— BEGIN THE RECORDS —

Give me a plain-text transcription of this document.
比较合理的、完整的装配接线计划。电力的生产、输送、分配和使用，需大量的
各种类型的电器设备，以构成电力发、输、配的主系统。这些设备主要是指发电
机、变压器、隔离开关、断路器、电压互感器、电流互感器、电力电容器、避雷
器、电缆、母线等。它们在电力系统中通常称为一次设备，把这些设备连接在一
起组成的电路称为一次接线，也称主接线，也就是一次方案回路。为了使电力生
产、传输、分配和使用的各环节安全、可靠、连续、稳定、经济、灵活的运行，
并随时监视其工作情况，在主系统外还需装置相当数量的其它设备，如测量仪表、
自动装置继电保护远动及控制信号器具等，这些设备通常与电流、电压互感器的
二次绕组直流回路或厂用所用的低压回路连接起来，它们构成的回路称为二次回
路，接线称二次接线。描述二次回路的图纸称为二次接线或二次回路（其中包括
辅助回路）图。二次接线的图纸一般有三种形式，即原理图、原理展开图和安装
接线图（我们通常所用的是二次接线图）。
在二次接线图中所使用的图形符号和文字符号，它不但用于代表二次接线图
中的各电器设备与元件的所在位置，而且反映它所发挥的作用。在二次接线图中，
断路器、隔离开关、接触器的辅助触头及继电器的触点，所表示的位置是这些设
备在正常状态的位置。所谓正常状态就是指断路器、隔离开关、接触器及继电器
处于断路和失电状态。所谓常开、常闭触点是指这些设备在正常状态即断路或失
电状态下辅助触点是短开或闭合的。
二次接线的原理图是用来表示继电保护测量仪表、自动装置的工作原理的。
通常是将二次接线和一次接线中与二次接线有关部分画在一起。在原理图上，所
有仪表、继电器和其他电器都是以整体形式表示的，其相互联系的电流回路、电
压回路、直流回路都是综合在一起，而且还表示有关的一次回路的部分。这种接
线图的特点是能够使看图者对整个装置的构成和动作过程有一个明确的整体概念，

— END THE RECORDS —

### TASK DESCRIPTION
Reproduce every line of the material above exactly.

### ANSWER TO THIS EXERCISE
Give me a plain-text transcription of this document.
比较合理的、完整的装配接线计划。电力的生产、输送、分配和使用，需大量的
各种类型的电器设备，以构成电力发、输、配的主系统。这些设备主要是指发电
机、变压器、隔离开关、断路器、电压互感器、电流互感器、电力电容器、避雷
器、电缆、母线等。它们在电力系统中通常称为一次设备，把这些设备连接在一
起组成的电路称为一次接线，也称主接线，也就是一次方案回路。为了使电力生
产、传输、分配和使用的各环节安全、可靠、连续、稳定、经济、灵活的运行，
并随时监视其工作情况，在主系统外还需装置相当数量的其它设备，如测量仪表、
自动装置继电保护远动及控制信号器具等，这些设备通常与电流、电压互感器的
二次绕组直流回路或厂用所用的低压回路连接起来，它们构成的回路称为二次回
路，接线称二次接线。描述二次回路的图纸称为二次接线或二次回路（其中包括
辅助回路）图。二次接线的图纸一般有三种形式，即原理图、原理展开图和安装
接线图（我们通常所用的是二次接线图）。
在二次接线图中所使用的图形符号和文字符号，它不但用于代表二次接线图
中的各电器设备与元件的所在位置，而且反映它所发挥的作用。在二次接线图中，
断路器、隔离开关、接触器的辅助触头及继电器的触点，所表示的位置是这些设
备在正常状态的位置。所谓正常状态就是指断路器、隔离开关、接触器及继电器
处于断路和失电状态。所谓常开、常闭触点是指这些设备在正常状态即断路或失
电状态下辅助触点是短开或闭合的。
二次接线的原理图是用来表示继电保护测量仪表、自动装置的工作原理的。
通常是将二次接线和一次接线中与二次接线有关部分画在一起。在原理图上，所
有仪表、继电器和其他电器都是以整体形式表示的，其相互联系的电流回路、电
压回路、直流回路都是综合在一起，而且还表示有关的一次回路的部分。这种接
线图的特点是能够使看图者对整个装置的构成和动作过程有一个明确的整体概念，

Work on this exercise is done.